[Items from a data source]
— start —

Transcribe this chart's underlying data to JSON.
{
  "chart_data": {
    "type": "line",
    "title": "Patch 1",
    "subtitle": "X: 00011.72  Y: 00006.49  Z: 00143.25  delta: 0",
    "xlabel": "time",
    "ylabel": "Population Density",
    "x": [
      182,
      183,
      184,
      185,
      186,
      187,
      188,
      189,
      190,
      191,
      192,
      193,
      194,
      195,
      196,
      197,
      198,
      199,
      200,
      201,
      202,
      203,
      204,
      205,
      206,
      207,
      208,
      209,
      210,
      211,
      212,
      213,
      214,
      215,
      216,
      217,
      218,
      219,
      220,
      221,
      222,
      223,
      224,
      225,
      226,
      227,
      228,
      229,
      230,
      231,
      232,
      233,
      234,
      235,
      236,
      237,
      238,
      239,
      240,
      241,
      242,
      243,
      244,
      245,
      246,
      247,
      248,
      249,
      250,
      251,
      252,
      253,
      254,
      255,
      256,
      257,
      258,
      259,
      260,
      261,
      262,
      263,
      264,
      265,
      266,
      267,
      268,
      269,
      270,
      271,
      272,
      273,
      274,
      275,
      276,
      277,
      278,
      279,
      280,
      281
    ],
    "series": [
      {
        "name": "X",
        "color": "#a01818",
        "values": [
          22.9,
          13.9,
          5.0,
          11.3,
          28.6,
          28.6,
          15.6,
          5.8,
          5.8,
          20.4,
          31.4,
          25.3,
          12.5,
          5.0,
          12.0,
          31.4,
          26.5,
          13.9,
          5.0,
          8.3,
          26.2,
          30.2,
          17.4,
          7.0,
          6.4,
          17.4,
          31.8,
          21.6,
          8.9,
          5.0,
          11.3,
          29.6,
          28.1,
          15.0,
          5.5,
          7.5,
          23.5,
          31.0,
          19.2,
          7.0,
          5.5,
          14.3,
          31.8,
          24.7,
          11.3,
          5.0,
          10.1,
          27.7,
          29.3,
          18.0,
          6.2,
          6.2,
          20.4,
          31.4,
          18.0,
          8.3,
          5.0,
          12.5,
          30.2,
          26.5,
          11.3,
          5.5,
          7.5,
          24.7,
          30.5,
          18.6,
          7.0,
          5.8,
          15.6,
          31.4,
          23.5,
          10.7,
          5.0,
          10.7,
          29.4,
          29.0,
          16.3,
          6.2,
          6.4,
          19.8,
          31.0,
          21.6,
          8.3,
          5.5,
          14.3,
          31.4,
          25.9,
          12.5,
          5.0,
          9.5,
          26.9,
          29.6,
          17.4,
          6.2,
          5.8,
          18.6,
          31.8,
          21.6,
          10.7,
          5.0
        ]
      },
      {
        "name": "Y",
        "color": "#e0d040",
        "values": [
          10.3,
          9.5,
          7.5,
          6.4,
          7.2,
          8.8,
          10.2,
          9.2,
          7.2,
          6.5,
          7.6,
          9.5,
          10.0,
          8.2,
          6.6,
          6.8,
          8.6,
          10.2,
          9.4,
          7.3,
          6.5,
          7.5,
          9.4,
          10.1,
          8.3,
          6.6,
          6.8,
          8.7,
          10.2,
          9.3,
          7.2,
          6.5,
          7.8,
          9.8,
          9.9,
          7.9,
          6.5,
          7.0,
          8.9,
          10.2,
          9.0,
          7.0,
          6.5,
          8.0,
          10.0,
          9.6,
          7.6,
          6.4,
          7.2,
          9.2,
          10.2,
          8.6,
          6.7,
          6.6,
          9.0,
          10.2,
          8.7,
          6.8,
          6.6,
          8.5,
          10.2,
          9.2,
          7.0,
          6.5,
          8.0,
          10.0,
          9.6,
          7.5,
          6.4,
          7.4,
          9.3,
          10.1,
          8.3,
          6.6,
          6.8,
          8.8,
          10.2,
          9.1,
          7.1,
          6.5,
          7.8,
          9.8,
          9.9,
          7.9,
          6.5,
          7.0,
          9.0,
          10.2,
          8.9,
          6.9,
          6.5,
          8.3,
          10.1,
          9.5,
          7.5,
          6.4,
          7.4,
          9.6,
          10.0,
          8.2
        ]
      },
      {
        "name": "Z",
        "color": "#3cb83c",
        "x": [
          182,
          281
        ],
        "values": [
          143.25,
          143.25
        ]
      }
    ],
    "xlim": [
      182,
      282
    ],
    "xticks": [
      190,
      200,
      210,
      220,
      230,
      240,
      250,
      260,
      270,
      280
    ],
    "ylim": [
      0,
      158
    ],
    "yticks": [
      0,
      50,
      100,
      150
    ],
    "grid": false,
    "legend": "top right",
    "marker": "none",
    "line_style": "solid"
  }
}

— end —

# [Given request]
Tally how many lines in the material above hold the word "color". Write only that number.

# [The completed task]
3